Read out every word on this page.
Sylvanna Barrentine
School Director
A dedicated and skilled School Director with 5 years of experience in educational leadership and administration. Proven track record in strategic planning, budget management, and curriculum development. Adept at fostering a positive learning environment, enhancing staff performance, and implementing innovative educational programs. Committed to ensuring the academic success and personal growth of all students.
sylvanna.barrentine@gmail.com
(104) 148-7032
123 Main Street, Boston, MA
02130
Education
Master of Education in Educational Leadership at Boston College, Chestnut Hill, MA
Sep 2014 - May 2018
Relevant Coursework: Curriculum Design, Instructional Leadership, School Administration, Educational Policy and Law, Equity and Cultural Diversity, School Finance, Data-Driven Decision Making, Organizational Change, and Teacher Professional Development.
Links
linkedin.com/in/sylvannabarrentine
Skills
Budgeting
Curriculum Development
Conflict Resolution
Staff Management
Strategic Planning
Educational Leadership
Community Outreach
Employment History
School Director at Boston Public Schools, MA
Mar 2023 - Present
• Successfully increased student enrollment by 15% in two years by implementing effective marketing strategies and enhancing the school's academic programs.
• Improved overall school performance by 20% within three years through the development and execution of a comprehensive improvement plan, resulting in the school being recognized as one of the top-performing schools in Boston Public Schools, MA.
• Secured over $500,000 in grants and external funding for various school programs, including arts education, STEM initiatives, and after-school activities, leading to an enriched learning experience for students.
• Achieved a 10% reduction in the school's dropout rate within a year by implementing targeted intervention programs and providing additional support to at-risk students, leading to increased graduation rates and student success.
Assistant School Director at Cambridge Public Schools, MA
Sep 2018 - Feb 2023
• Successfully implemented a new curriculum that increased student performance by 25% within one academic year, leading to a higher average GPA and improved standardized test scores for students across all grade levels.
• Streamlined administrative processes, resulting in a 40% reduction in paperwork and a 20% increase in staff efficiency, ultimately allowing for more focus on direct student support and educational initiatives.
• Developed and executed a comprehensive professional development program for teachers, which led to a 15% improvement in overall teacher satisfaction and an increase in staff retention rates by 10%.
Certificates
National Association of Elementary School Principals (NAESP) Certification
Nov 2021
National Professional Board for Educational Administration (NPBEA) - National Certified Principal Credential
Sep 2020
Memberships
-*-*-
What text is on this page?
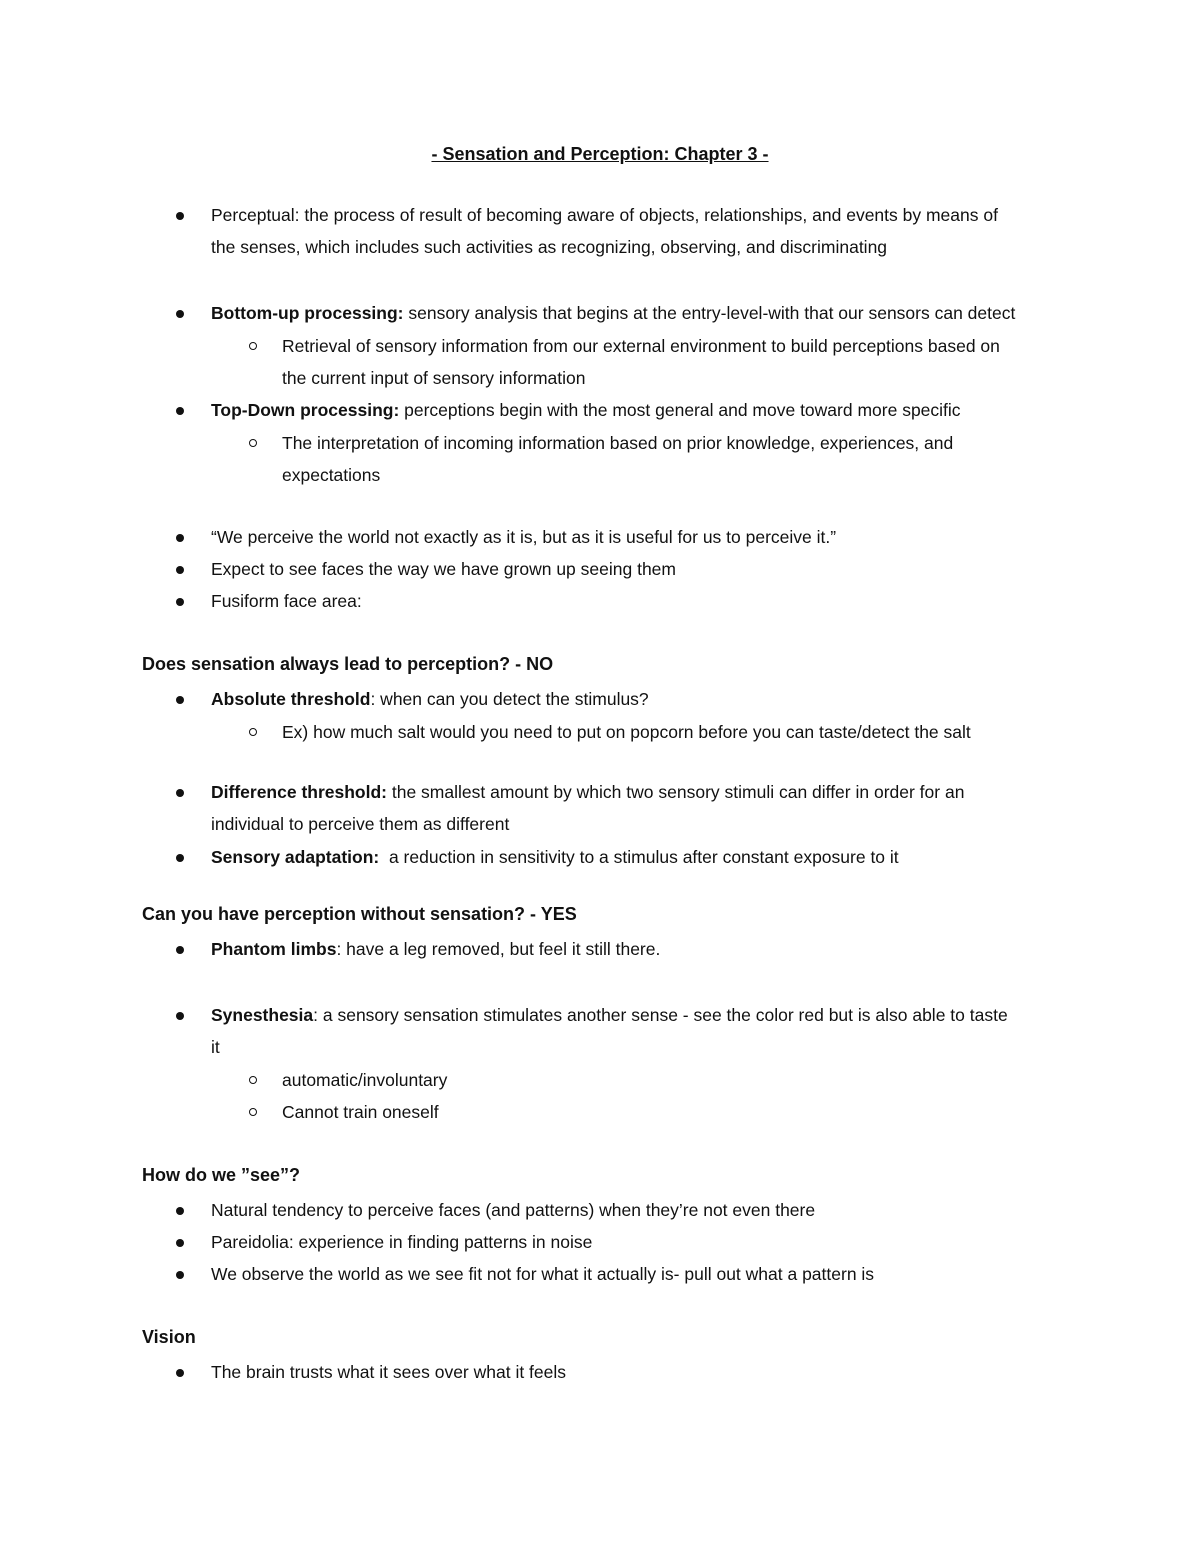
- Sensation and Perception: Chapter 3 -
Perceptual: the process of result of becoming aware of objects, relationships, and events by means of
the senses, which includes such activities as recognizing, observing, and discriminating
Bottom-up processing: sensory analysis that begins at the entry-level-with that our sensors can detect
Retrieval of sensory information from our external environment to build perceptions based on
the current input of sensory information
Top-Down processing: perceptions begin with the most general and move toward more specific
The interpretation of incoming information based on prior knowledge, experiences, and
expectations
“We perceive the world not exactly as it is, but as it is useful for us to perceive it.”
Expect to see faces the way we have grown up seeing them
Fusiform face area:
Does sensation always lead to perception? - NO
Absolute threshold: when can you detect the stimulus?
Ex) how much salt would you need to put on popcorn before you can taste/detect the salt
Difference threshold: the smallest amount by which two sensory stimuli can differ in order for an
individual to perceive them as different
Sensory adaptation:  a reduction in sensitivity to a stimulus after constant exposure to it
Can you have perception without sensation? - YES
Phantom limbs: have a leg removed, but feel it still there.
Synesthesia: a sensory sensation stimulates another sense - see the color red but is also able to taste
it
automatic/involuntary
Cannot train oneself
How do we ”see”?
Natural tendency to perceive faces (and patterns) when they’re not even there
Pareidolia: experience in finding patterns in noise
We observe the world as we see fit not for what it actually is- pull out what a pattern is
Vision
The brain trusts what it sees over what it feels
-*-*-
Short exercise:
Collect every line above that contains the word "comprehensive".

The result:
• Improved overall school performance by 20% within three years through the development and execution of a comprehensive improvement plan, resulting in the school being recognized as one of the top-performing schools in Boston Public Schools, MA.
• Developed and executed a comprehensive professional development program for teachers, which led to a 15% improvement in overall teacher satisfaction and an increase in staff retention rates by 10%.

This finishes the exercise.